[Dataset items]
◇ ◇ ◇ ◇

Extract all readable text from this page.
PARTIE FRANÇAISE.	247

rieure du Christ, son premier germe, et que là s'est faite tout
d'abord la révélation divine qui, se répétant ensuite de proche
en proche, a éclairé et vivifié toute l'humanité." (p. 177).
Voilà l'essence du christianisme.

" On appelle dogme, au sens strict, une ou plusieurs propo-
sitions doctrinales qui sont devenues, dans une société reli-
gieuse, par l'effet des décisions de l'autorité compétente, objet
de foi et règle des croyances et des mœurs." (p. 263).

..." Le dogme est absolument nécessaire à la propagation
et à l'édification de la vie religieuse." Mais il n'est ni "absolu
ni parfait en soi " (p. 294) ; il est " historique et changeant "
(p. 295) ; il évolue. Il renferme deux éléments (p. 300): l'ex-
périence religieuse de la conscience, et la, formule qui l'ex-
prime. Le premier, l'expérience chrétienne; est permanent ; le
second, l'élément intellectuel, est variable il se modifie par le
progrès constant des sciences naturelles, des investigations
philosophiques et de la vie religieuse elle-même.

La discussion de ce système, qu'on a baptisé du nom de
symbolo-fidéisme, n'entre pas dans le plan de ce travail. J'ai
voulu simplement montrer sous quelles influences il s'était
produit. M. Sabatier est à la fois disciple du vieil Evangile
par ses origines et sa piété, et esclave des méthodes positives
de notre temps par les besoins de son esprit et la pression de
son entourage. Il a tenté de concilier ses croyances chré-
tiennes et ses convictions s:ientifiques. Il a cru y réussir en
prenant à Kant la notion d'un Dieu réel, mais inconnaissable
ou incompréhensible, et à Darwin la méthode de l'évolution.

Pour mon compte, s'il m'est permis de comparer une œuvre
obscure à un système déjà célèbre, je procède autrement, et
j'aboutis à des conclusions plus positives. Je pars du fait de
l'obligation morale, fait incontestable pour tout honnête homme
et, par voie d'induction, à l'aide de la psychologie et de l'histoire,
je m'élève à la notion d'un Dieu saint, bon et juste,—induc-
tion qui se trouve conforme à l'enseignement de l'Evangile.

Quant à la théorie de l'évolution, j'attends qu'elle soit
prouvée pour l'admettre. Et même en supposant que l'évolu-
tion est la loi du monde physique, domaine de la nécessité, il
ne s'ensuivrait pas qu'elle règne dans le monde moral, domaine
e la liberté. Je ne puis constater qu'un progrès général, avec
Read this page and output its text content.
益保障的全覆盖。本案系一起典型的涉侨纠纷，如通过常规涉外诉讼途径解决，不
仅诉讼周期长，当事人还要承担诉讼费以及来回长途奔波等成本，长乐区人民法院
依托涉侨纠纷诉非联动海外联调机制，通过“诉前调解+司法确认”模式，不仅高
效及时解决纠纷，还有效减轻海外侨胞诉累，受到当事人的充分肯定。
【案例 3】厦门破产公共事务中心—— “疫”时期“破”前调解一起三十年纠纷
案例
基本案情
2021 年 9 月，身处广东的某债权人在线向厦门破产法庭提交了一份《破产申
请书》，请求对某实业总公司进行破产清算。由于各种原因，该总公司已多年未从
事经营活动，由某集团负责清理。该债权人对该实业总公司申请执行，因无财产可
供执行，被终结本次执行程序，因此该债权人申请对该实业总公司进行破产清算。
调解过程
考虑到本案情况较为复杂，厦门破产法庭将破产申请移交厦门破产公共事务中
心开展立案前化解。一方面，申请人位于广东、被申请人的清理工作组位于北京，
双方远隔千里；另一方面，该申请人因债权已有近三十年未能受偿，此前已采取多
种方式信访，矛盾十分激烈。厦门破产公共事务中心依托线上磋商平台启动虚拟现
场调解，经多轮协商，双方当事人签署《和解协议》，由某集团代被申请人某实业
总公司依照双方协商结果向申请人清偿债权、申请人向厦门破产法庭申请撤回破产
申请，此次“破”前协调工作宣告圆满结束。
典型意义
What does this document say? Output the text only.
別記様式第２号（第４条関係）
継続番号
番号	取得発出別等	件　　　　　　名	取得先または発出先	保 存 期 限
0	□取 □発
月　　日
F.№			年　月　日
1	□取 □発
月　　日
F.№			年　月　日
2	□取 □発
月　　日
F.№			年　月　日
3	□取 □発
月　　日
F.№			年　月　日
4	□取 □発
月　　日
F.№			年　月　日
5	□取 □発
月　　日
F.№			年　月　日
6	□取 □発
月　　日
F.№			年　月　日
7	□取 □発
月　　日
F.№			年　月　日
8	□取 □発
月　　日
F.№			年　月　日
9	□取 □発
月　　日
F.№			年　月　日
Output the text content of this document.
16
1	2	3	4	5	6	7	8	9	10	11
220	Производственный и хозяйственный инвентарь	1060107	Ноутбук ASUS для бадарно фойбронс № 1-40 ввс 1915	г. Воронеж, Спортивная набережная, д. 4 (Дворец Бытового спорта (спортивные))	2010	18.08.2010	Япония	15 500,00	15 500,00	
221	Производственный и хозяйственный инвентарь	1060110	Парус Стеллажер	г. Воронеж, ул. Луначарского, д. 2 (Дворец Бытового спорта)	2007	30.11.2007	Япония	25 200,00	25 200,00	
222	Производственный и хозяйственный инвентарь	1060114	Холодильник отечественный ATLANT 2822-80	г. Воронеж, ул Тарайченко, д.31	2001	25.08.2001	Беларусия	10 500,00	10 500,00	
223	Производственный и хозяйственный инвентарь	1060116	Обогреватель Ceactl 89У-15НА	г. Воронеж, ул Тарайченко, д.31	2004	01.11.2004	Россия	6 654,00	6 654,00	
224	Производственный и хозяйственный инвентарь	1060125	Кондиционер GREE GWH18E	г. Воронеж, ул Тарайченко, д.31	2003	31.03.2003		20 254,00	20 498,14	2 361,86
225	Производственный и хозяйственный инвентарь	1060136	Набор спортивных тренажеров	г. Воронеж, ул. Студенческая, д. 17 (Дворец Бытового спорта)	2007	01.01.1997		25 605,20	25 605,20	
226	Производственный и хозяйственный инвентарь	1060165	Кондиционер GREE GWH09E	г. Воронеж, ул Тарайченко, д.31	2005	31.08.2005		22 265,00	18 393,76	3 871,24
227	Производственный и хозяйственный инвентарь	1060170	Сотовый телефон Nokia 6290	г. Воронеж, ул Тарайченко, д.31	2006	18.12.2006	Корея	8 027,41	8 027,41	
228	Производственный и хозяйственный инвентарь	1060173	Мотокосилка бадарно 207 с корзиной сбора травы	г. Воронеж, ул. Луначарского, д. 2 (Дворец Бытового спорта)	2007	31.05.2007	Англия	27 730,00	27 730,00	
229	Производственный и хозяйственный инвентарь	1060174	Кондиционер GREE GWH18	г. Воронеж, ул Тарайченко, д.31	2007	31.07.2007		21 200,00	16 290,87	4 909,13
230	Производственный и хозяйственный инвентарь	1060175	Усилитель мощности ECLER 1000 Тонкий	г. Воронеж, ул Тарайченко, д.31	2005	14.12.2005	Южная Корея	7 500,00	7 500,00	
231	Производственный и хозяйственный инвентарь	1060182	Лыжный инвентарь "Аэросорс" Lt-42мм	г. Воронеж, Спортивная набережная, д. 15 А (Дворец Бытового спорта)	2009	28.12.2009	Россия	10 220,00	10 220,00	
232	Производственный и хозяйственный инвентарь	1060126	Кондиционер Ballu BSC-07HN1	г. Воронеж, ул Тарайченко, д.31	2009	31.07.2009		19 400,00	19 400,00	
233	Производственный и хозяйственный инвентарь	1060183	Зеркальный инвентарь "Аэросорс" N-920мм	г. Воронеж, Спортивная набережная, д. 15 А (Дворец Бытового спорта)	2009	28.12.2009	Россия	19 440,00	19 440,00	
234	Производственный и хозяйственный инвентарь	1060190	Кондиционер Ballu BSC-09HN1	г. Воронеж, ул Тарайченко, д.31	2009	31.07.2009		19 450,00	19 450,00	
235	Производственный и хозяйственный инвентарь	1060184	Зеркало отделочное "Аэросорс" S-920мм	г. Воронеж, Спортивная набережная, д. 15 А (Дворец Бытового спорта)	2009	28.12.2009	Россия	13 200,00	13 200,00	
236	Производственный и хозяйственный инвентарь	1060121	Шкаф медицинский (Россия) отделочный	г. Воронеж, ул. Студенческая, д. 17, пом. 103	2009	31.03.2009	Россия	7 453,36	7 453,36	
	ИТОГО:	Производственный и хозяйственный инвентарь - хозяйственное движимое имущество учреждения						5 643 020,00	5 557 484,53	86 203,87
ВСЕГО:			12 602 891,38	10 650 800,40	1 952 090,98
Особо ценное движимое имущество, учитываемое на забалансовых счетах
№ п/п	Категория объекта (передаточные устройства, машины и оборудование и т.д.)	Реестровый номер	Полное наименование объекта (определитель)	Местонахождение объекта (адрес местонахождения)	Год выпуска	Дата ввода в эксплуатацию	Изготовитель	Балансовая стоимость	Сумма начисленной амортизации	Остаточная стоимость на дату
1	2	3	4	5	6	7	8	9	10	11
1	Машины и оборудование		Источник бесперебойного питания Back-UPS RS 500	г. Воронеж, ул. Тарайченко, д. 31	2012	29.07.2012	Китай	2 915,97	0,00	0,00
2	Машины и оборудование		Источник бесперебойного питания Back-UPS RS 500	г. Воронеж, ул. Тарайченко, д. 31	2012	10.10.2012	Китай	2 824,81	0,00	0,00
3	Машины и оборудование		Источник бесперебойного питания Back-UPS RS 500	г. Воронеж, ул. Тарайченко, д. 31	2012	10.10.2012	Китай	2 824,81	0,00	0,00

◇ ◇ ◇ ◇

Gather all lines from the records above in which "text" appears.

* Answer for the task:
Extract all readable text from this page.
Read this page and output its text content.
What does this document say? Output the text only.
Output the text content of this document.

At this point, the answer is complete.